◆ CHALLENGE:
Copy every line in which the string "plików" occurs.

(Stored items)
━━━━━━━━━━━━━━━━━━━━━━━━━━━━━━

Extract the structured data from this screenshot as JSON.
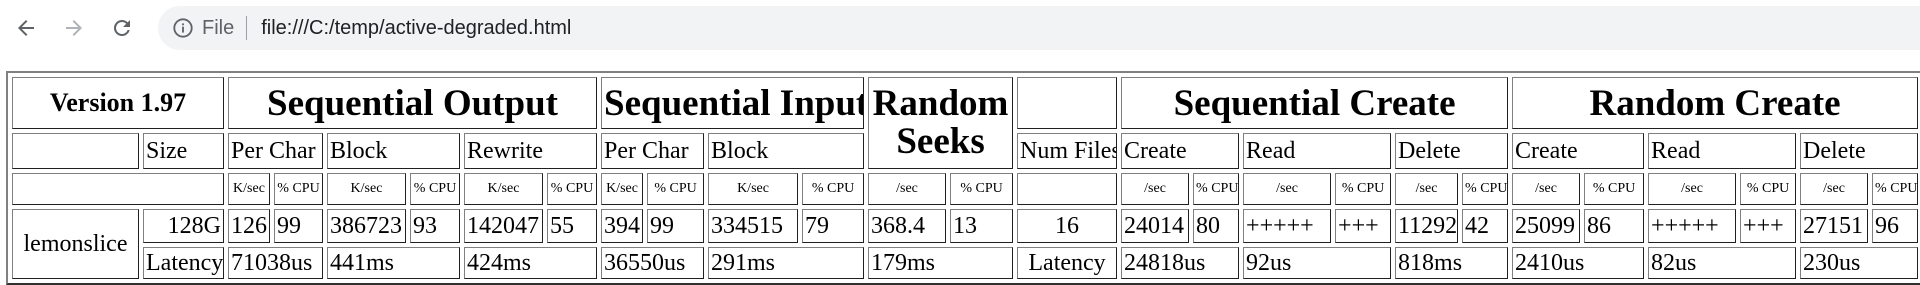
{
  "browser": {
    "scheme_label": "File",
    "url": "file:///C:/temp/active-degraded.html"
  },
  "report": {
    "version": "Version 1.97",
    "groups": {
      "seq_output": "Sequential Output",
      "seq_input": "Sequential Input",
      "random_seeks": "Random Seeks",
      "seq_create": "Sequential Create",
      "random_create": "Random Create"
    },
    "subheaders": {
      "size": "Size",
      "out_per_char": "Per Char",
      "out_block": "Block",
      "out_rewrite": "Rewrite",
      "in_per_char": "Per Char",
      "in_block": "Block",
      "num_files": "Num Files",
      "sc_create": "Create",
      "sc_read": "Read",
      "sc_delete": "Delete",
      "rc_create": "Create",
      "rc_read": "Read",
      "rc_delete": "Delete"
    },
    "units": [
      "K/sec",
      "% CPU",
      "K/sec",
      "% CPU",
      "K/sec",
      "% CPU",
      "K/sec",
      "% CPU",
      "K/sec",
      "% CPU",
      "/sec",
      "% CPU",
      "/sec",
      "% CPU",
      "/sec",
      "% CPU",
      "/sec",
      "% CPU",
      "/sec",
      "% CPU",
      "/sec",
      "% CPU",
      "/sec",
      "% CPU"
    ],
    "machine": "lemonslice",
    "size": "128G",
    "values": [
      "126",
      "99",
      "386723",
      "93",
      "142047",
      "55",
      "394",
      "99",
      "334515",
      "79",
      "368.4",
      "13"
    ],
    "num_files": "16",
    "create_values": [
      "24014",
      "80",
      "+++++",
      "+++",
      "11292",
      "42",
      "25099",
      "86",
      "+++++",
      "+++",
      "27151",
      "96"
    ],
    "latency_label": "Latency",
    "latency_values": [
      "71038us",
      "441ms",
      "424ms",
      "36550us",
      "291ms",
      "179ms"
    ],
    "create_latency_label": "Latency",
    "create_latency_values": [
      "24818us",
      "92us",
      "818ms",
      "2410us",
      "82us",
      "230us"
    ]
  }
}
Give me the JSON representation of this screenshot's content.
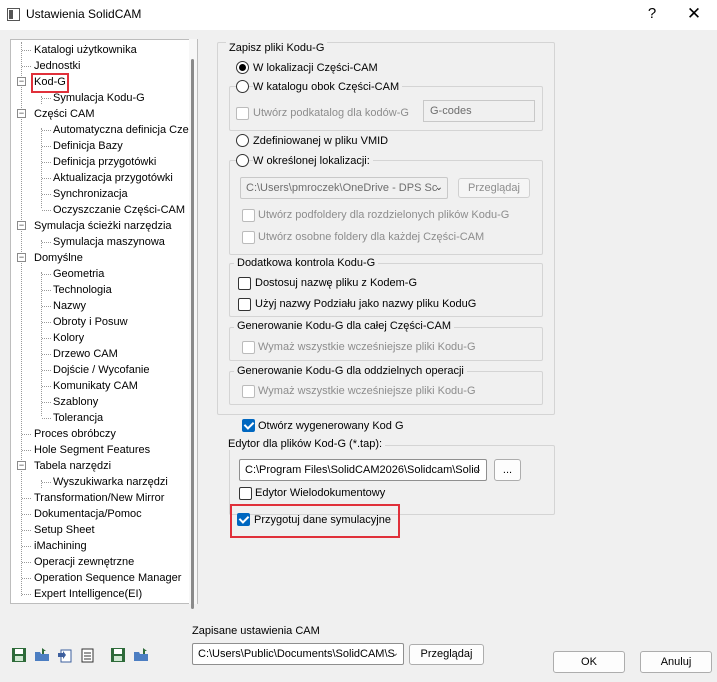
{
  "window": {
    "title": "Ustawienia SolidCAM",
    "help_label": "?",
    "close_label": "✕"
  },
  "tree": {
    "items": [
      {
        "label": "Katalogi użytkownika"
      },
      {
        "label": "Jednostki"
      },
      {
        "label": "Kod-G"
      },
      {
        "label": "Symulacja Kodu-G"
      },
      {
        "label": "Części CAM"
      },
      {
        "label": "Automatyczna definicja Cze"
      },
      {
        "label": "Definicja Bazy"
      },
      {
        "label": "Definicja przygotówki"
      },
      {
        "label": "Aktualizacja przygotówki"
      },
      {
        "label": "Synchronizacja"
      },
      {
        "label": "Oczyszczanie Części-CAM"
      },
      {
        "label": "Symulacja ścieżki narzędzia"
      },
      {
        "label": "Symulacja maszynowa"
      },
      {
        "label": "Domyślne"
      },
      {
        "label": "Geometria"
      },
      {
        "label": "Technologia"
      },
      {
        "label": "Nazwy"
      },
      {
        "label": "Obroty i Posuw"
      },
      {
        "label": "Kolory"
      },
      {
        "label": "Drzewo CAM"
      },
      {
        "label": "Dojście / Wycofanie"
      },
      {
        "label": "Komunikaty CAM"
      },
      {
        "label": "Szablony"
      },
      {
        "label": "Tolerancja"
      },
      {
        "label": "Proces obróbczy"
      },
      {
        "label": "Hole Segment Features"
      },
      {
        "label": "Tabela narzędzi"
      },
      {
        "label": "Wyszukiwarka narzędzi"
      },
      {
        "label": "Transformation/New Mirror"
      },
      {
        "label": "Dokumentacja/Pomoc"
      },
      {
        "label": "Setup Sheet"
      },
      {
        "label": "iMachining"
      },
      {
        "label": "Operacji zewnętrzne"
      },
      {
        "label": "Operation Sequence Manager"
      },
      {
        "label": "Expert Intelligence(EI)"
      }
    ]
  },
  "gcode": {
    "save_group_title": "Zapisz pliki Kodu-G",
    "opt_cam_part": "W lokalizacji Części-CAM",
    "opt_beside": "W katalogu obok Części-CAM",
    "create_subfolder": "Utwórz podkatalog dla kodów-G",
    "subfolder_value": "G-codes",
    "opt_vmid": "Zdefiniowanej w pliku VMID",
    "opt_specific": "W określonej lokalizacji:",
    "specific_path": "C:\\Users\\pmroczek\\OneDrive - DPS Sc",
    "browse": "Przeglądaj",
    "separate_folders": "Utwórz podfoldery dla rozdzielonych plików Kodu-G",
    "separate_each": "Utwórz osobne foldery dla każdej Części-CAM",
    "extra_title": "Dodatkowa kontrola Kodu-G",
    "adjust_name": "Dostosuj nazwę pliku z Kodem-G",
    "use_subdivision": "Użyj nazwy Podziału jako nazwy pliku KoduG",
    "whole_title": "Generowanie Kodu-G dla całej Części-CAM",
    "wipe_whole": "Wymaż wszystkie wcześniejsze pliki Kodu-G",
    "separate_title": "Generowanie Kodu-G dla oddzielnych operacji",
    "wipe_separate": "Wymaż wszystkie wcześniejsze pliki Kodu-G",
    "open_generated": "Otwórz wygenerowany Kod G",
    "editor_label": "Edytor dla plików Kod-G (*.tap):",
    "editor_path": "C:\\Program Files\\SolidCAM2026\\Solidcam\\Solid",
    "editor_more": "...",
    "multi_doc": "Edytor Wielodokumentowy",
    "prepare_sim": "Przygotuj dane symulacyjne"
  },
  "footer": {
    "saved_label": "Zapisane ustawienia CAM",
    "saved_path": "C:\\Users\\Public\\Documents\\SolidCAM\\S",
    "browse": "Przeglądaj",
    "ok": "OK",
    "cancel": "Anuluj"
  },
  "icons": [
    "save-icon",
    "open-icon",
    "import-icon",
    "export-icon",
    "save-default-icon",
    "load-icon"
  ]
}
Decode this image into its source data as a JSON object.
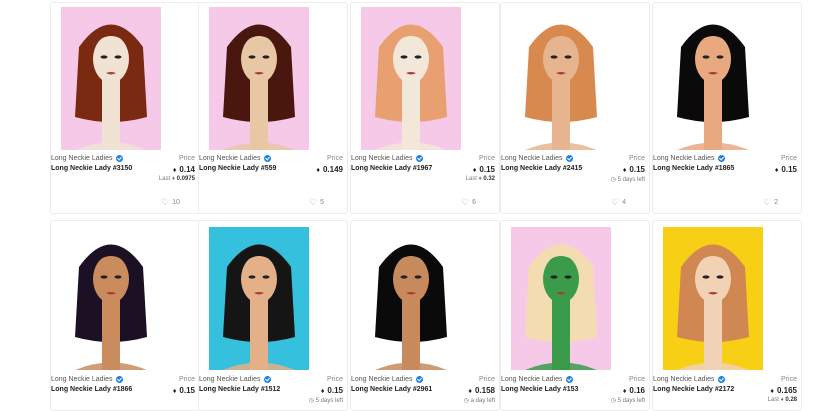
{
  "cards": [
    {
      "collection": "Long Neckie Ladies",
      "name": "Long Neckie Lady #3150",
      "price_label": "Price",
      "price": "0.14",
      "meta_label": "Last",
      "meta_value": "0.0975",
      "likes": "10",
      "bg": "#f7c9e8",
      "hair": "#7a2a10",
      "skin": "#f1e3d3"
    },
    {
      "collection": "Long Neckie Ladies",
      "name": "Long Neckie Lady #559",
      "price_label": "Price",
      "price": "0.149",
      "meta_label": "",
      "meta_value": "",
      "likes": "5",
      "bg": "#f7c9e8",
      "hair": "#4a170f",
      "skin": "#e8c7a5"
    },
    {
      "collection": "Long Neckie Ladies",
      "name": "Long Neckie Lady #1967",
      "price_label": "Price",
      "price": "0.15",
      "meta_label": "Last",
      "meta_value": "0.32",
      "likes": "6",
      "bg": "#f7c9e8",
      "hair": "#e8a070",
      "skin": "#f3e7da"
    },
    {
      "collection": "Long Neckie Ladies",
      "name": "Long Neckie Lady #2415",
      "price_label": "Price",
      "price": "0.15",
      "meta_label": "",
      "meta_value": "5 days left",
      "likes": "4",
      "bg": "#ffffff",
      "hair": "#d7894e",
      "skin": "#e6b590"
    },
    {
      "collection": "Long Neckie Ladies",
      "name": "Long Neckie Lady #1865",
      "price_label": "Price",
      "price": "0.15",
      "meta_label": "",
      "meta_value": "",
      "likes": "2",
      "bg": "#ffffff",
      "hair": "#0a0a0a",
      "skin": "#e8a980"
    },
    {
      "collection": "Long Neckie Ladies",
      "name": "Long Neckie Lady #1866",
      "price_label": "Price",
      "price": "0.15",
      "meta_label": "",
      "meta_value": "",
      "likes": "",
      "bg": "#ffffff",
      "hair": "#1b1024",
      "skin": "#ca8c5d"
    },
    {
      "collection": "Long Neckie Ladies",
      "name": "Long Neckie Lady #1512",
      "price_label": "Price",
      "price": "0.15",
      "meta_label": "",
      "meta_value": "5 days left",
      "likes": "",
      "bg": "#35c0dd",
      "hair": "#151515",
      "skin": "#e4b088"
    },
    {
      "collection": "Long Neckie Ladies",
      "name": "Long Neckie Lady #2961",
      "price_label": "Price",
      "price": "0.158",
      "meta_label": "",
      "meta_value": "a day left",
      "likes": "",
      "bg": "#ffffff",
      "hair": "#0a0a0a",
      "skin": "#c78a5c"
    },
    {
      "collection": "Long Neckie Ladies",
      "name": "Long Neckie Lady #153",
      "price_label": "Price",
      "price": "0.16",
      "meta_label": "",
      "meta_value": "5 days left",
      "likes": "",
      "bg": "#f7c9e8",
      "hair": "#f3ddb0",
      "skin": "#3a9b4a"
    },
    {
      "collection": "Long Neckie Ladies",
      "name": "Long Neckie Lady #2172",
      "price_label": "Price",
      "price": "0.165",
      "meta_label": "Last",
      "meta_value": "0.28",
      "likes": "",
      "bg": "#f7cf15",
      "hair": "#d08752",
      "skin": "#f1d2b4"
    }
  ]
}
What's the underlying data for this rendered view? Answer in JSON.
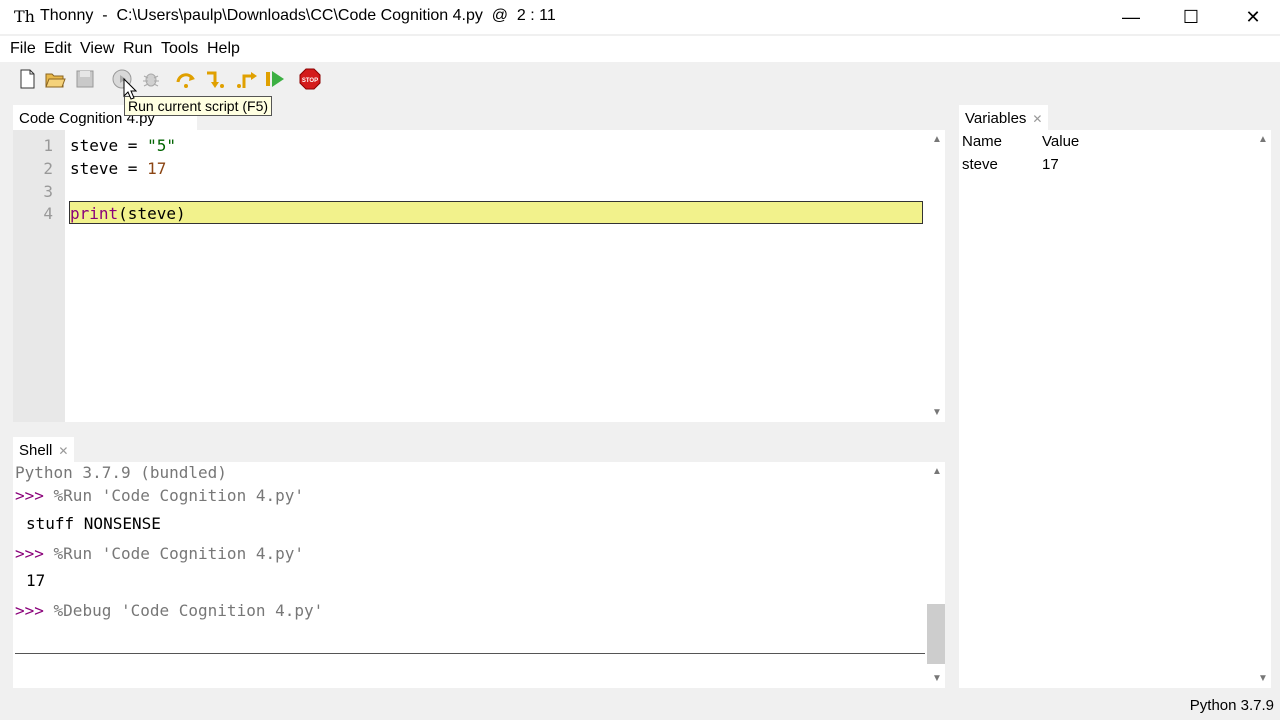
{
  "window": {
    "app_name": "Thonny",
    "separator": "-",
    "path": "C:\\Users\\paulp\\Downloads\\CC\\Code Cognition 4.py",
    "cursor_pos": "@  2 : 11",
    "minimize": "—",
    "maximize": "☐",
    "close": "✕"
  },
  "menu": [
    "File",
    "Edit",
    "View",
    "Run",
    "Tools",
    "Help"
  ],
  "toolbar": {
    "tooltip": "Run current script (F5)",
    "stop_label": "STOP"
  },
  "editor": {
    "tab_label": "Code Cognition 4.py",
    "lines": [
      {
        "num": "1",
        "var": "steve",
        "op": " = ",
        "val": "\"5\""
      },
      {
        "num": "2",
        "var": "steve",
        "op": " = ",
        "val": "17"
      },
      {
        "num": "3"
      },
      {
        "num": "4",
        "func": "print",
        "args": "(steve)"
      }
    ]
  },
  "shell": {
    "tab_label": "Shell",
    "banner": "Python 3.7.9 (bundled)",
    "prompt": ">>>",
    "cmd1": " %Run 'Code Cognition 4.py'",
    "out1": "stuff NONSENSE",
    "cmd2": " %Run 'Code Cognition 4.py'",
    "out2": "17",
    "cmd3": " %Debug 'Code Cognition 4.py'"
  },
  "variables": {
    "tab_label": "Variables",
    "col_name": "Name",
    "col_value": "Value",
    "rows": [
      {
        "name": "steve",
        "value": "17"
      }
    ]
  },
  "statusbar": {
    "interpreter": "Python 3.7.9"
  },
  "colors": {
    "line_highlight": "#f2f28c",
    "prompt": "#8a007a",
    "string": "#006400",
    "number": "#8b4513"
  }
}
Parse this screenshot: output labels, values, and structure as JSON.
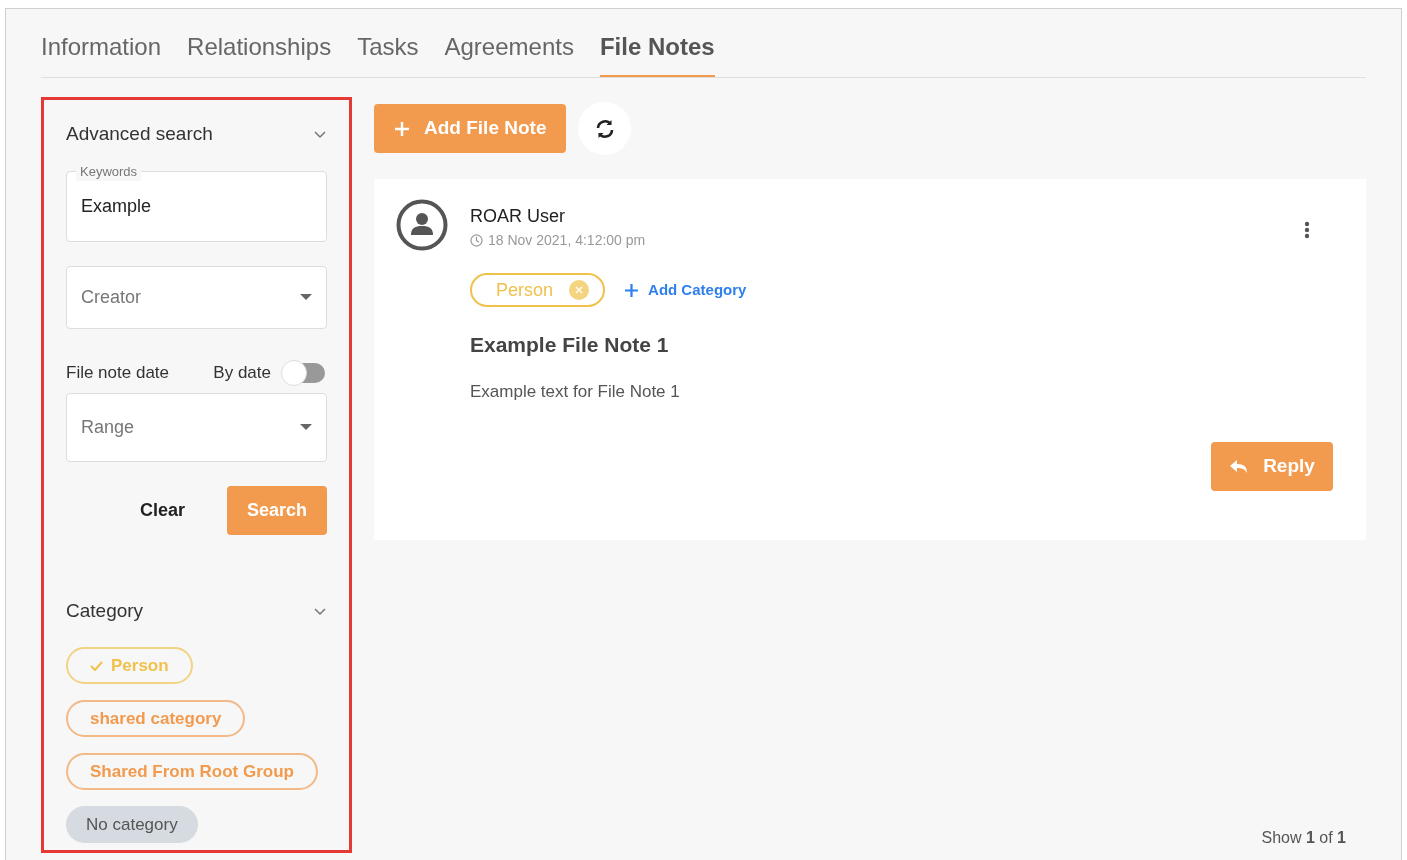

━━━━━━━━━━━━━━━━━━━━━━━━━━━━━━

◆ TASK OUTPUT:
    "separate_folders": "Utwórz podfoldery dla rozdzielonych plików Kodu-G",
    "editor_label": "Edytor dla plików Kod-G (*.tap):",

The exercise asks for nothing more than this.